* **Provided material**
>>>>>

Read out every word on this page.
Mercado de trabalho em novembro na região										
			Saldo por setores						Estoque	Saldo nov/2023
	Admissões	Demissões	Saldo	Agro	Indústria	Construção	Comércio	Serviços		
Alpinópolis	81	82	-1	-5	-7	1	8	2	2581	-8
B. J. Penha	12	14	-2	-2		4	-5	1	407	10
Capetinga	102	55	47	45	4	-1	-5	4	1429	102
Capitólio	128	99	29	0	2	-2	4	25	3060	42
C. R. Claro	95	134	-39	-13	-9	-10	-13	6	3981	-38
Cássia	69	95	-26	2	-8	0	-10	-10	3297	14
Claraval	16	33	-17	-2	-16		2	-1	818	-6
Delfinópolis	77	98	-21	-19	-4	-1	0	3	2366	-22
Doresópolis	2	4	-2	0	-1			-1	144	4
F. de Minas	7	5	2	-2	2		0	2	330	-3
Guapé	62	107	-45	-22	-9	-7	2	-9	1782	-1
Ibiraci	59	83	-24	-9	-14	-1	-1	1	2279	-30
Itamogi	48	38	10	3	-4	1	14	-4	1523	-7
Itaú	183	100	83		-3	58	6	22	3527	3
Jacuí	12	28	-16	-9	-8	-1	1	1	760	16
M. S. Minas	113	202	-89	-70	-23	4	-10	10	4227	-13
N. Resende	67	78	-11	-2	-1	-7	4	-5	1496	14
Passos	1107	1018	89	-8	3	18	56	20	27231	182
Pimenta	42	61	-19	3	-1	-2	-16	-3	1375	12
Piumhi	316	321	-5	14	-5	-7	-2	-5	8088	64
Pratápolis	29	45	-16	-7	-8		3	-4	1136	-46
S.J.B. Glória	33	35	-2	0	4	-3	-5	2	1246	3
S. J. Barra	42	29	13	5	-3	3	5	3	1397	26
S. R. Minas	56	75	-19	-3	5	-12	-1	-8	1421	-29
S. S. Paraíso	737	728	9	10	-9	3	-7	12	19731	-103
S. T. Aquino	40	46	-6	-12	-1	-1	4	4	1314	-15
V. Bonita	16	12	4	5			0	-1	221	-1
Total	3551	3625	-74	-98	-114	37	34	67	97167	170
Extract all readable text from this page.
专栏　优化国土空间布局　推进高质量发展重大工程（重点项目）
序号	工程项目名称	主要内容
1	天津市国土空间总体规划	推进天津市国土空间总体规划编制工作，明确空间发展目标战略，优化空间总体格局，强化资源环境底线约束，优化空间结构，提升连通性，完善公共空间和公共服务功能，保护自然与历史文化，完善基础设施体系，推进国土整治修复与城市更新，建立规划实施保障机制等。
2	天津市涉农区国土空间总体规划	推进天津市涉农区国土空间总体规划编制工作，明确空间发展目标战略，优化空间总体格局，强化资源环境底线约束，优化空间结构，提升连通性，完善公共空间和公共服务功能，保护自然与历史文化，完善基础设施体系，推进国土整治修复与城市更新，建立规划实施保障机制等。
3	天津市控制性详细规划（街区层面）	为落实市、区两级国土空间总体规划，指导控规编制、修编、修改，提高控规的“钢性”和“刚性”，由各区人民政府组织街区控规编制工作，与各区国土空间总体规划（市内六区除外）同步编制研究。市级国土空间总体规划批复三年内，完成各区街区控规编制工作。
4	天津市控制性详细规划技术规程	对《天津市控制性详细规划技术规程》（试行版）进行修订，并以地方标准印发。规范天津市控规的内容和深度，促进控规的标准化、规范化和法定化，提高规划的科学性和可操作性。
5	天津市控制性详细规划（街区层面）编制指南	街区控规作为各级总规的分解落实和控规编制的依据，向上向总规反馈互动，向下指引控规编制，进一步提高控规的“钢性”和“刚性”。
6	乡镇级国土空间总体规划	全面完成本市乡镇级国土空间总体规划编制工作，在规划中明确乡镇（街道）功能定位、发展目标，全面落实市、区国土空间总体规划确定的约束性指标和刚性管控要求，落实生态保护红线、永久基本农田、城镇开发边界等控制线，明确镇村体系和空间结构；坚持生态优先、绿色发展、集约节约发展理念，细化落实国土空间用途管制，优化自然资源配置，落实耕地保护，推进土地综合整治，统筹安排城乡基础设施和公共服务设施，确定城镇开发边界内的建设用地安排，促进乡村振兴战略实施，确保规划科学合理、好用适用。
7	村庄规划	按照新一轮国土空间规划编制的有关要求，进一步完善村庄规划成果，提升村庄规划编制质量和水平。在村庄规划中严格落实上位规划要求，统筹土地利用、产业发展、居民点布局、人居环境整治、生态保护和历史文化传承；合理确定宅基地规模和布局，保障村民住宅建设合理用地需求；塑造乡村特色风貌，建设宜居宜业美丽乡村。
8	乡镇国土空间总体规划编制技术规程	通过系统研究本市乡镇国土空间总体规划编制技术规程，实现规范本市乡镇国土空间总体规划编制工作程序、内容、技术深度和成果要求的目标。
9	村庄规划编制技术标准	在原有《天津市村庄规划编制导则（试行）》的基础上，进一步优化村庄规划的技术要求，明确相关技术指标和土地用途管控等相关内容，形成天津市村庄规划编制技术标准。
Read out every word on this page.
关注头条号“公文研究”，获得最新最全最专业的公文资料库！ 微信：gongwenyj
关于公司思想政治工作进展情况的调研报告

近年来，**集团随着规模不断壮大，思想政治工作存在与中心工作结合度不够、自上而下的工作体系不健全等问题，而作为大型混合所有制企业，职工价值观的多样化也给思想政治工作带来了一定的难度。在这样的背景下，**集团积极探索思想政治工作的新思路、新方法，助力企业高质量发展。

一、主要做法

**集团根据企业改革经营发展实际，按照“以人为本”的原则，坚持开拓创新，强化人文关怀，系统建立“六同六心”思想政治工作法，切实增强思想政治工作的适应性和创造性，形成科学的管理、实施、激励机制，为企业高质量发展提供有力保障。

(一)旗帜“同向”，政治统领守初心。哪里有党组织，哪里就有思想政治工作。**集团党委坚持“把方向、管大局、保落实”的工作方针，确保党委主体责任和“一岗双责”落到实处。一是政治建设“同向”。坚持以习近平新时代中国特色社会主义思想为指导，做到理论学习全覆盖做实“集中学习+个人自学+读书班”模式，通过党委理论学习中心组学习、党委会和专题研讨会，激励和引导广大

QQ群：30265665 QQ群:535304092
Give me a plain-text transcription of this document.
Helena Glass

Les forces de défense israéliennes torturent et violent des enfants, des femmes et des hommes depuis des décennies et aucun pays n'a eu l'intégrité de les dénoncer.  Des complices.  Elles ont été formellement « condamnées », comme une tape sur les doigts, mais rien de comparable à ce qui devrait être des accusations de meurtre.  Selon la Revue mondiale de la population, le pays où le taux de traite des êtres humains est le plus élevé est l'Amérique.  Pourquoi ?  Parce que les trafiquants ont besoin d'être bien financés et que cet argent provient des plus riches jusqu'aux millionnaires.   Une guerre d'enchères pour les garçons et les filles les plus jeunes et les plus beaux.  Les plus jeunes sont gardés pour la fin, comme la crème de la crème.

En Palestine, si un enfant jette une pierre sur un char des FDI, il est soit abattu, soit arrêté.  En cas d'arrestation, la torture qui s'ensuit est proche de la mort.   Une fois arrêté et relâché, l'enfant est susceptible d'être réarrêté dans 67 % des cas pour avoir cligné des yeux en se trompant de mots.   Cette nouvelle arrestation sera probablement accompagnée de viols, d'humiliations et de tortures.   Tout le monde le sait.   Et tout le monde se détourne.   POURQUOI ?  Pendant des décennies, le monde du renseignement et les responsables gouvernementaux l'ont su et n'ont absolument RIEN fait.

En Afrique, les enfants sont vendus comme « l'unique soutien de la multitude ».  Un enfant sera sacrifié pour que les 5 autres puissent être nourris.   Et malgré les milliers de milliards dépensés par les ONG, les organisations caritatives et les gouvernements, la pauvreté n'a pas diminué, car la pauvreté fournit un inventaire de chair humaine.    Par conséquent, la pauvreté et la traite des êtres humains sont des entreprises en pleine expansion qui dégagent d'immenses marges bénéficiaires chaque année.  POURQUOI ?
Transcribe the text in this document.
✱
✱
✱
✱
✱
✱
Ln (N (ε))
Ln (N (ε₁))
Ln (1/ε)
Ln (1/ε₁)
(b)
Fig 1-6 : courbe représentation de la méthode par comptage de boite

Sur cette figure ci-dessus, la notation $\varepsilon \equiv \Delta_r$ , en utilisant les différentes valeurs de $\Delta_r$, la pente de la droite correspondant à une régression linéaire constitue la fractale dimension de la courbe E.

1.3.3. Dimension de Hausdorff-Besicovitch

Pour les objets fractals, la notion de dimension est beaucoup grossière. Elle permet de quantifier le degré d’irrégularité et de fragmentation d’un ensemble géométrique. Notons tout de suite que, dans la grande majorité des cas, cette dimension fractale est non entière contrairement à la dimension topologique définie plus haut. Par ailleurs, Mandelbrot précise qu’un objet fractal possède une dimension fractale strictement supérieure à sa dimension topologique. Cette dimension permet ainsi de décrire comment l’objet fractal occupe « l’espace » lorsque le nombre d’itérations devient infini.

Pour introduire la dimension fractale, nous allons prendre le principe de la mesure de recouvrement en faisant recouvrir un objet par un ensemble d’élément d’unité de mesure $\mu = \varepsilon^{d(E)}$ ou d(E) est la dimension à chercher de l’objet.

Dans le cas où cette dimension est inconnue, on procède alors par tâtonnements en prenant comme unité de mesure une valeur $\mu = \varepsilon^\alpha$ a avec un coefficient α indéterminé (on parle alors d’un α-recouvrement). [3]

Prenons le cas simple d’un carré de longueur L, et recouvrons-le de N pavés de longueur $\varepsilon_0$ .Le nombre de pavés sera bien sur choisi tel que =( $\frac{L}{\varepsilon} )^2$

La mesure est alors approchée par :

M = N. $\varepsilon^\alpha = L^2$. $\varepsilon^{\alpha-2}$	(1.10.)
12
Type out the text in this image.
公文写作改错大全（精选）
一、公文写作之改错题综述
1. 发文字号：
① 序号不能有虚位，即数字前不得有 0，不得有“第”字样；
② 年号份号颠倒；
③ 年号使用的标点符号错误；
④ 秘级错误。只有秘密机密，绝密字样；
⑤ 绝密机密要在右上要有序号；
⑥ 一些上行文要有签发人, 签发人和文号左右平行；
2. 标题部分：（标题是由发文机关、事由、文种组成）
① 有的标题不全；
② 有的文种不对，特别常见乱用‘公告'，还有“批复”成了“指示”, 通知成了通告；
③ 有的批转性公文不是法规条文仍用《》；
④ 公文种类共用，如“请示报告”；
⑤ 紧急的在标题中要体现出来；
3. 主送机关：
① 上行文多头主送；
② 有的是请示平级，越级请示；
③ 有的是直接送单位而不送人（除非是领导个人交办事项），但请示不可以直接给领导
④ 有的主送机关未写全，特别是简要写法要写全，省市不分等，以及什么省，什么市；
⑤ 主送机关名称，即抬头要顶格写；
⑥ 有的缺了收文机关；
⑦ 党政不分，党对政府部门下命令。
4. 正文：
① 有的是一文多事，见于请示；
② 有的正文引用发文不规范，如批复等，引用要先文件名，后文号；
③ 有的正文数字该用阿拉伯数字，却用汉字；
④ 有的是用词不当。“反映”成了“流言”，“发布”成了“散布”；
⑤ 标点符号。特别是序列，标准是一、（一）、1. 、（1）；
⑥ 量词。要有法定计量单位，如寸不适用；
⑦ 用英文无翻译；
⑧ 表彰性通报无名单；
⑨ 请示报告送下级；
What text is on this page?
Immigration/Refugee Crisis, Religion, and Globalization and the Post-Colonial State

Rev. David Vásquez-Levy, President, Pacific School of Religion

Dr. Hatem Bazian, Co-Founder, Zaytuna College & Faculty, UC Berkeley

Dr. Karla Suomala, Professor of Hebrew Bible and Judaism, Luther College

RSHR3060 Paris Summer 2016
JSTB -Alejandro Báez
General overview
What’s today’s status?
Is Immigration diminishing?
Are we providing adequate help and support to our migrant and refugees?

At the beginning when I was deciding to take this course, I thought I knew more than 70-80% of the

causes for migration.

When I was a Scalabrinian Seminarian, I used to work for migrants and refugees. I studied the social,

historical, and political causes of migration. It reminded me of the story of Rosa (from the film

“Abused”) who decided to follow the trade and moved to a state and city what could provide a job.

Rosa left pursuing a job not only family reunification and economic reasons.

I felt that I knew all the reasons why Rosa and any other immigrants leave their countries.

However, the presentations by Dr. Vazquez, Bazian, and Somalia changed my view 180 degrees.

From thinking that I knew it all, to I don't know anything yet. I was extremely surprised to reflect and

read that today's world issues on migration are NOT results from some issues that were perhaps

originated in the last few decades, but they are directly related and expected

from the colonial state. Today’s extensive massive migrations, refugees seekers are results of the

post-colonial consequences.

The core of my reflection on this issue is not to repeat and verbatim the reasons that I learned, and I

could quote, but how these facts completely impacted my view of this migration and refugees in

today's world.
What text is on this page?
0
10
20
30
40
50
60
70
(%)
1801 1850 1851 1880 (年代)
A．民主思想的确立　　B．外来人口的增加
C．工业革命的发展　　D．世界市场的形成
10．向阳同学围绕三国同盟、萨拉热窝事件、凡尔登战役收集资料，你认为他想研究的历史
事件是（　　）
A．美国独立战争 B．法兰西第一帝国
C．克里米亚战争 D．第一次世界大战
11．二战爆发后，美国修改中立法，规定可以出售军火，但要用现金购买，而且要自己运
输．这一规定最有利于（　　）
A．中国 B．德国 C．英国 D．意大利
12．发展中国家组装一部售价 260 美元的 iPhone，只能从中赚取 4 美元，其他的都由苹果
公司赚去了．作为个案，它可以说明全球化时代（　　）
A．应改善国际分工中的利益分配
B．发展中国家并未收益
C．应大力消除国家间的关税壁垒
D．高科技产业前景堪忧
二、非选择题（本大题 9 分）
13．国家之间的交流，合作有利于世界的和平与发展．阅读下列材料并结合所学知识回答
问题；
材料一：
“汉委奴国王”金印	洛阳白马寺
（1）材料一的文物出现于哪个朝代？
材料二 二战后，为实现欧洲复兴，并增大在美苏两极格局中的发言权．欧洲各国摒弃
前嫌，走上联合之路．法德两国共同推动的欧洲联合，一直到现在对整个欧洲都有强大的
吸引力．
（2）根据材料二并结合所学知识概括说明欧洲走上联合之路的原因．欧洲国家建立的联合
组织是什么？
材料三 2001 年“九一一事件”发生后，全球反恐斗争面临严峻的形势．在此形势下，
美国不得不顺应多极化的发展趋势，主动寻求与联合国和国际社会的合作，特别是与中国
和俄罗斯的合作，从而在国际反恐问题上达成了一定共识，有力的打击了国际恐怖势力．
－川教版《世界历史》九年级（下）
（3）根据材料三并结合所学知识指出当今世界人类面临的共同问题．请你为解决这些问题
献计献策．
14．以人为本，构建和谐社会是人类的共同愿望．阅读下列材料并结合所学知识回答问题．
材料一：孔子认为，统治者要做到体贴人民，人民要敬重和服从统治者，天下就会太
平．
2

<<<<<

* **Problem to solve**
Scan the material above for the word "Bazian". Copy each line where it occurs.

* **Worked solution**
Dr. Hatem Bazian, Co-Founder, Zaytuna College & Faculty, UC Berkeley
However, the presentations by Dr. Vazquez, Bazian, and Somalia changed my view 180 degrees.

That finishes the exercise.